- _To do_
Show each line that has the string "content" in it.

- _Record extracts_
* Begin *

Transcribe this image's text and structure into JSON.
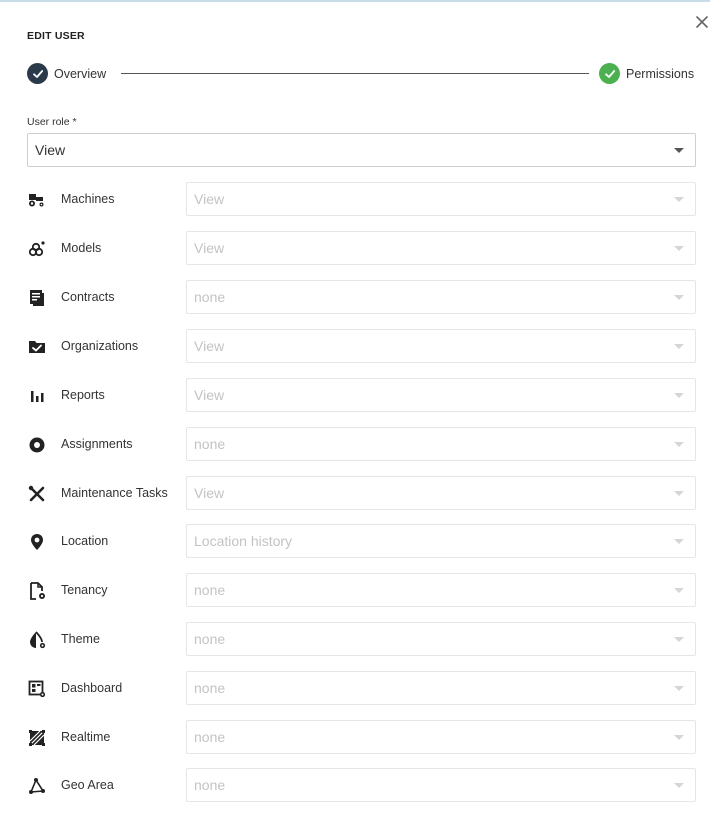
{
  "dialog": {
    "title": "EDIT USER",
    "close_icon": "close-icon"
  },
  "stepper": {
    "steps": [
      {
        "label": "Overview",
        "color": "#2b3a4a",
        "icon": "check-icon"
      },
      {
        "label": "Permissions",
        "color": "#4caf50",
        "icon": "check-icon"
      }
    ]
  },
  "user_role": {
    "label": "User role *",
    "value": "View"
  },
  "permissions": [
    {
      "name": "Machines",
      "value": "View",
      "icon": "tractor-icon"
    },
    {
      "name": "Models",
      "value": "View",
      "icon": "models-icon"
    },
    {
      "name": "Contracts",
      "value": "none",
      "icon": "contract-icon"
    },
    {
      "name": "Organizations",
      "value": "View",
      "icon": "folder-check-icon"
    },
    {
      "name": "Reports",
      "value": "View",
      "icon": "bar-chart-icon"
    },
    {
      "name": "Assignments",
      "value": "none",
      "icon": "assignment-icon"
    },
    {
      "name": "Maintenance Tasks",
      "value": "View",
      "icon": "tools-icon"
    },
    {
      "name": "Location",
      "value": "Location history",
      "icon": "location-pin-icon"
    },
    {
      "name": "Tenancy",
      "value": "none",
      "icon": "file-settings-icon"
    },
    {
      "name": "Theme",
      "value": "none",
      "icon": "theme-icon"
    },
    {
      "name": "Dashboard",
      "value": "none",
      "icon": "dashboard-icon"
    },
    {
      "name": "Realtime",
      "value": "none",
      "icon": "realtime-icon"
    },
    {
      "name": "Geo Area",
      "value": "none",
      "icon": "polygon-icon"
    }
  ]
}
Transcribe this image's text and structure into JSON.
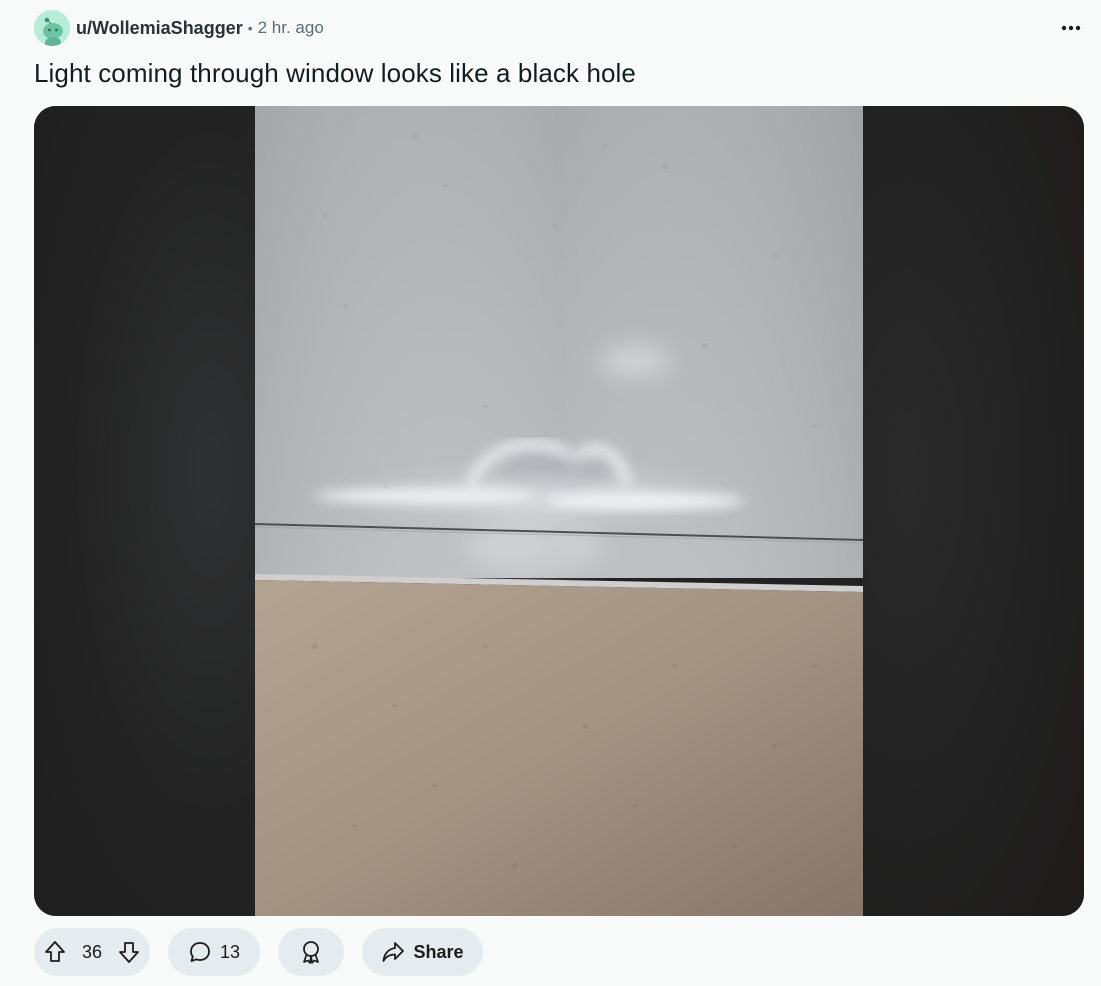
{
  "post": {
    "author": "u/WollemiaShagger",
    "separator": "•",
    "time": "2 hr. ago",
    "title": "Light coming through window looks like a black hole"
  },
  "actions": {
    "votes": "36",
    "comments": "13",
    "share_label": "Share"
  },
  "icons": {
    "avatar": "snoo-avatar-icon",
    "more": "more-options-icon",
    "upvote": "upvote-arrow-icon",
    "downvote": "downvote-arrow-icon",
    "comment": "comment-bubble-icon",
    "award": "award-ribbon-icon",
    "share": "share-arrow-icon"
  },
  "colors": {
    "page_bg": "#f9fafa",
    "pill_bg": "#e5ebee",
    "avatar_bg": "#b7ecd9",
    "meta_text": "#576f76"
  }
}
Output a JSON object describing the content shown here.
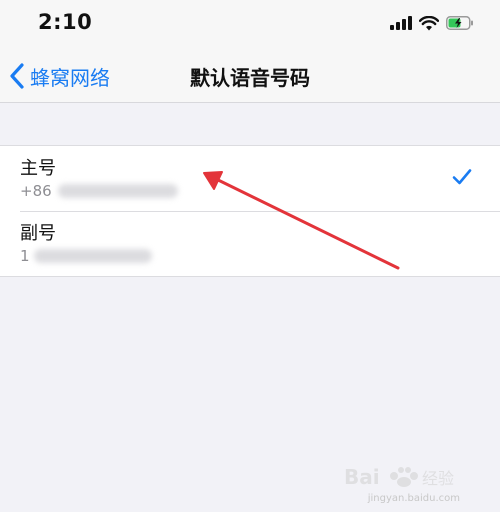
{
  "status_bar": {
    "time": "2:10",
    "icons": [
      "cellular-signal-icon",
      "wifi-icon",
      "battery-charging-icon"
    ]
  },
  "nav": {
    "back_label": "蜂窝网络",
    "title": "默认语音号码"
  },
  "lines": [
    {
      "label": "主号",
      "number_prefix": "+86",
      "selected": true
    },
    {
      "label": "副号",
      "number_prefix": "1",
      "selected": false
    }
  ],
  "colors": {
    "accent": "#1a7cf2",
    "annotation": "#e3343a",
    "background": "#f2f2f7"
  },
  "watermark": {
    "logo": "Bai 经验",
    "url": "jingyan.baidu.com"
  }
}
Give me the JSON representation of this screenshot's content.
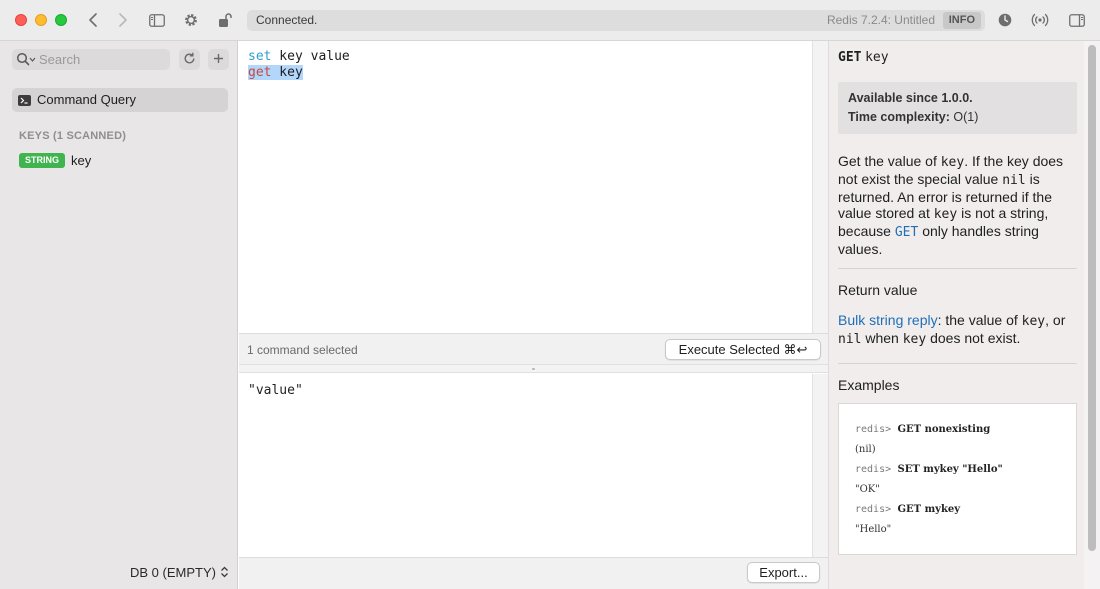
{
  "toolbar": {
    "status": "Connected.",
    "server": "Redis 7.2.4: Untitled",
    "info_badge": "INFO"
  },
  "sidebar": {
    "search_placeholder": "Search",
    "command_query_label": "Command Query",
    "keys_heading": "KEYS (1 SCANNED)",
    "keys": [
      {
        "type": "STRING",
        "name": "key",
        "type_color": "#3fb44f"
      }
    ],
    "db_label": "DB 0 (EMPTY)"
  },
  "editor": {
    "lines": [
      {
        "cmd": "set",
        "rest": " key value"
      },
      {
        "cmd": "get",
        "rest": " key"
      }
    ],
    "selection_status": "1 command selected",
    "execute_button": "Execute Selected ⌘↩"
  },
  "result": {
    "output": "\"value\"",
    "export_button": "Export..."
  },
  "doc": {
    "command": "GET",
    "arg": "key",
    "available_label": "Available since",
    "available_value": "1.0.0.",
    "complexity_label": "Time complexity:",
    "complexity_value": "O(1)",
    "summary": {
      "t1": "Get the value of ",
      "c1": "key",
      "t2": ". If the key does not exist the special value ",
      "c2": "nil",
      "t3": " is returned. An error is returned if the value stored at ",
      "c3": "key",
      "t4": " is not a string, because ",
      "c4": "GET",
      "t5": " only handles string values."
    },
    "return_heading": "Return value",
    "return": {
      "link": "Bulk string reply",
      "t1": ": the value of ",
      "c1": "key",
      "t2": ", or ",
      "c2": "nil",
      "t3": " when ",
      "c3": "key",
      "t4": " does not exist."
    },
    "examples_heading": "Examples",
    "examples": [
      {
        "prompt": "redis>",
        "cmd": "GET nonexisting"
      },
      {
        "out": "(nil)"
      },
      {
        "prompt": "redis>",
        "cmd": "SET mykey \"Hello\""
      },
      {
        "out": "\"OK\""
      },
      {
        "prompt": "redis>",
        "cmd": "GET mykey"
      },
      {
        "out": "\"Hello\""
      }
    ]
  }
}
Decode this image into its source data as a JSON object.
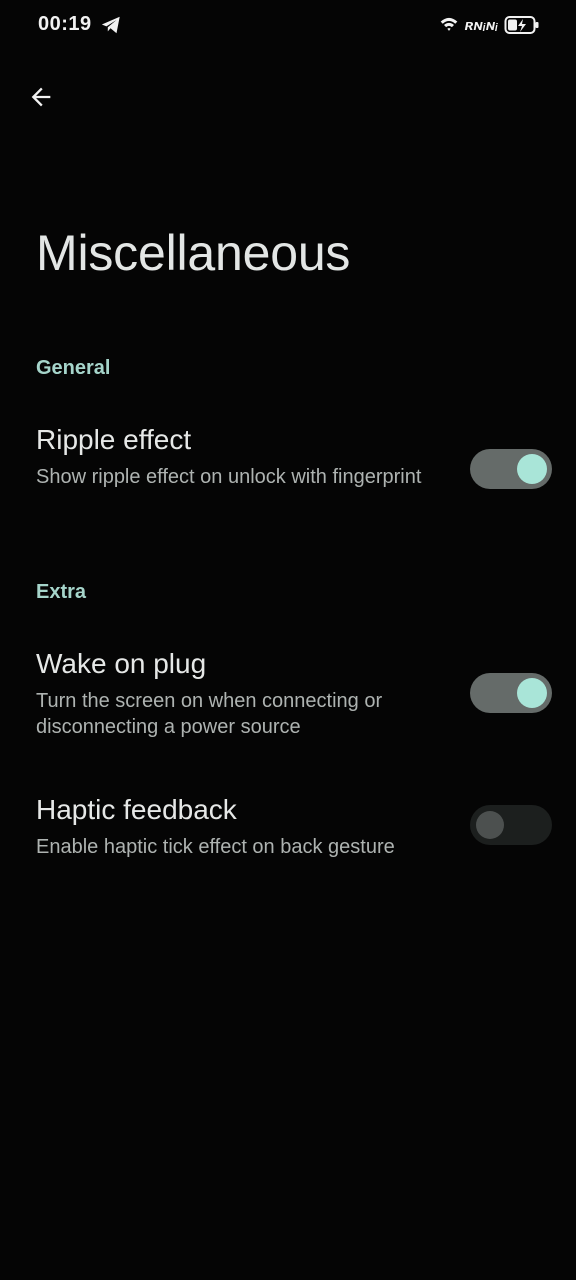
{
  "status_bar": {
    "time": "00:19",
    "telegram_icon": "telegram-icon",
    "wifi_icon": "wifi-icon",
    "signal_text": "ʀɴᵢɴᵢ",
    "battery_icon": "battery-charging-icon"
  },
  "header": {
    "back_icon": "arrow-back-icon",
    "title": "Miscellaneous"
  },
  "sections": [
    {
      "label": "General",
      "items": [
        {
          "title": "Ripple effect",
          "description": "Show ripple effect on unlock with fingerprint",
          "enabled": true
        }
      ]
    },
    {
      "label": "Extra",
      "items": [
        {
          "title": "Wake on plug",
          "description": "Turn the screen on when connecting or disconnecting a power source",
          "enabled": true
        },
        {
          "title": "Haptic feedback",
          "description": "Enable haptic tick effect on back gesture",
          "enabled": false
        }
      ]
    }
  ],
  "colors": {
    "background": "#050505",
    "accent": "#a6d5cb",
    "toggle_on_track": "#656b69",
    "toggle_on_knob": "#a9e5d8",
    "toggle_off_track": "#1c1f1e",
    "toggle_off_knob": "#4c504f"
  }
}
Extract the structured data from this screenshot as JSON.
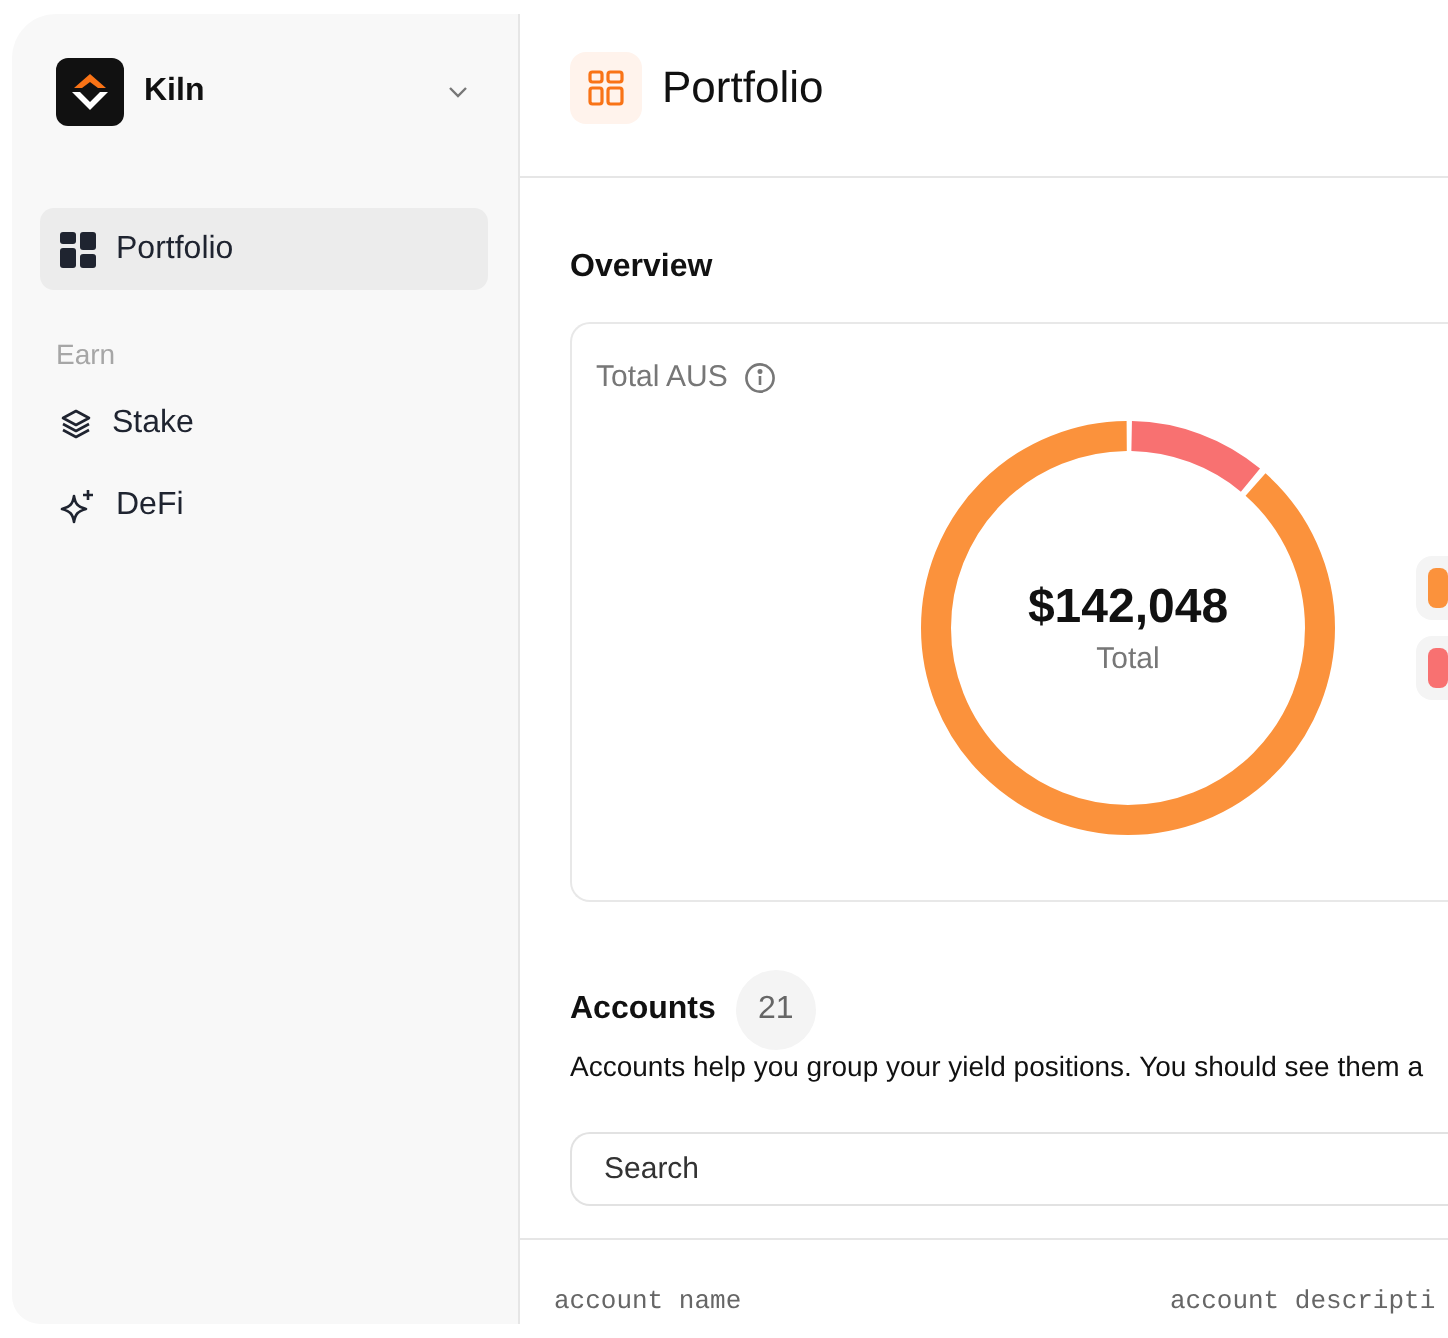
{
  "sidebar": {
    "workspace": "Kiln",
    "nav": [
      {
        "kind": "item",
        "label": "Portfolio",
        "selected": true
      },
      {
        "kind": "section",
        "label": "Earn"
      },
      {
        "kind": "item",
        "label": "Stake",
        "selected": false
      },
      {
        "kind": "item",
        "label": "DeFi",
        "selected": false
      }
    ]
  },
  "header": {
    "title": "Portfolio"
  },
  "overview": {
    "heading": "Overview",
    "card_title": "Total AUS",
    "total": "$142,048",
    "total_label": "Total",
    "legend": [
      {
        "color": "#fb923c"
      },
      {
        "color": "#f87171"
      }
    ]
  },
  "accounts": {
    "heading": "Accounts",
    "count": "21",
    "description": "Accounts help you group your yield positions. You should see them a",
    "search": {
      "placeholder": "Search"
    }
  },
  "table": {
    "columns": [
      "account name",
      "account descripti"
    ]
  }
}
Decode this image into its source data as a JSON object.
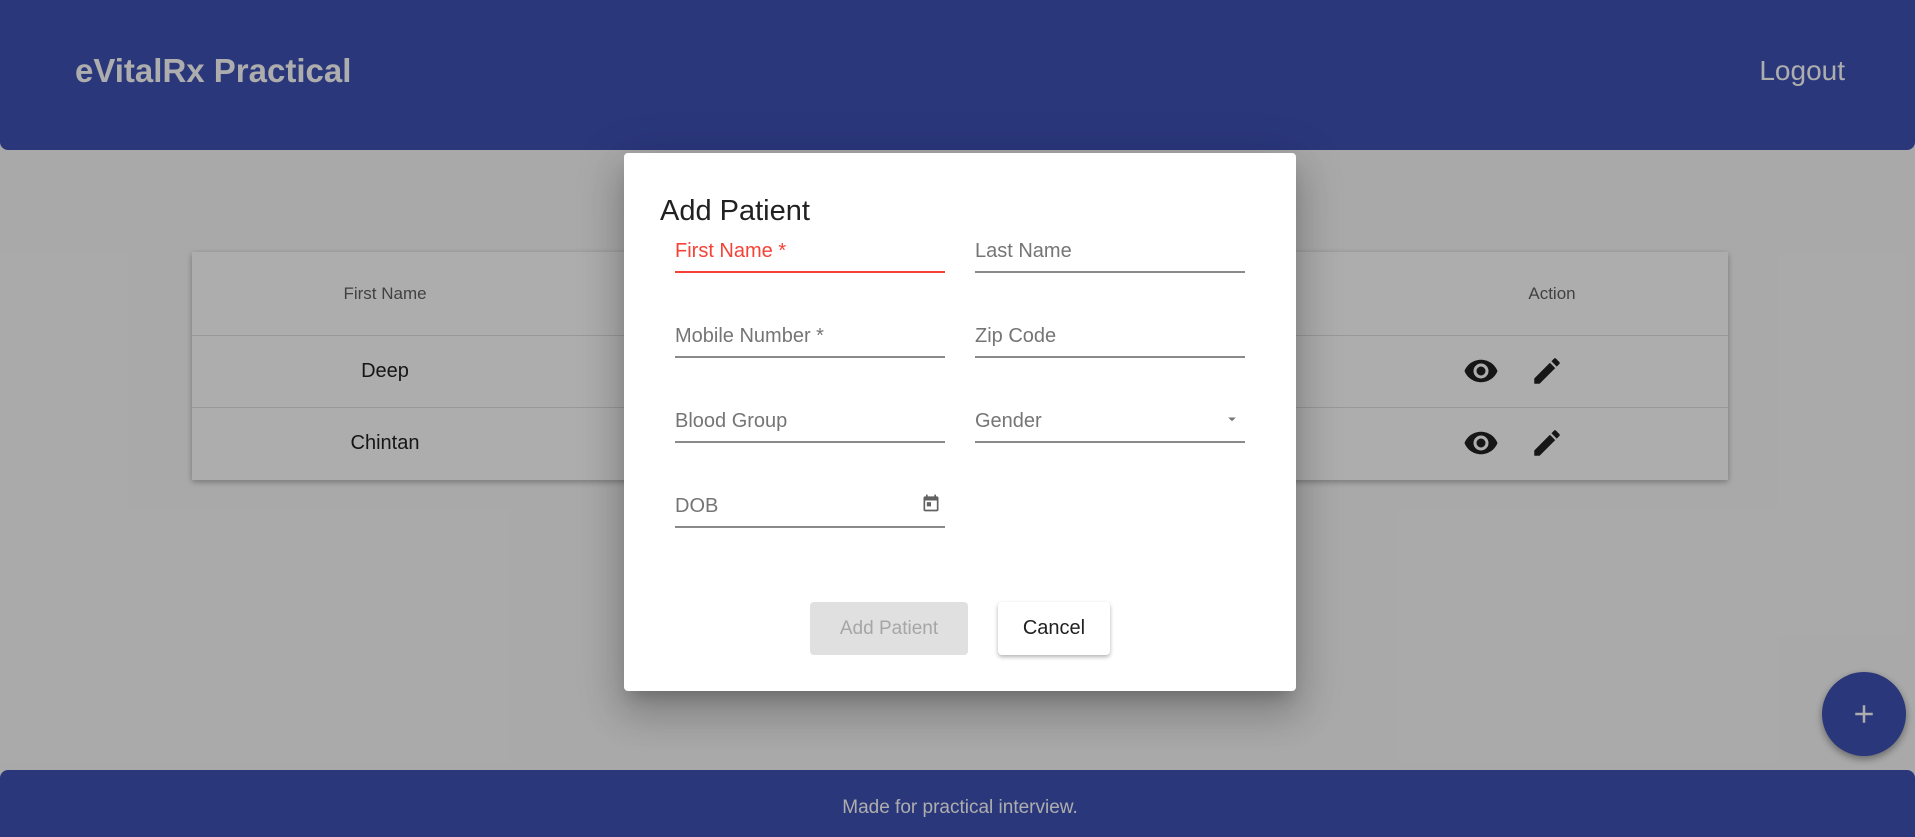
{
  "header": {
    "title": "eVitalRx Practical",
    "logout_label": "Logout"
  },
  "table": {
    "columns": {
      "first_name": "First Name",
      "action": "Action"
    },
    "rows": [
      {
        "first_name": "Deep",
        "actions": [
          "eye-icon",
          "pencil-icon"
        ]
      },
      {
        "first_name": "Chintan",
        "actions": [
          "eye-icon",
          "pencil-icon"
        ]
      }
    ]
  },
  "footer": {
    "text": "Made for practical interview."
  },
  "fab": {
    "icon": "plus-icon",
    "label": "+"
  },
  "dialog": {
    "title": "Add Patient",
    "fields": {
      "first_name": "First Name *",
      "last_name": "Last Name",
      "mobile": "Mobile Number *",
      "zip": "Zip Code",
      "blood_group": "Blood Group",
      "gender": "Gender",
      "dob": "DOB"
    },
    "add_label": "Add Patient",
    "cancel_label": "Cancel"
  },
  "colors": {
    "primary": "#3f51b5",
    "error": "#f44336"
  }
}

* End *

- _Exercise result_
Output a JSON object describing the content shown here.
Give me the JSON representation of this screenshot's content.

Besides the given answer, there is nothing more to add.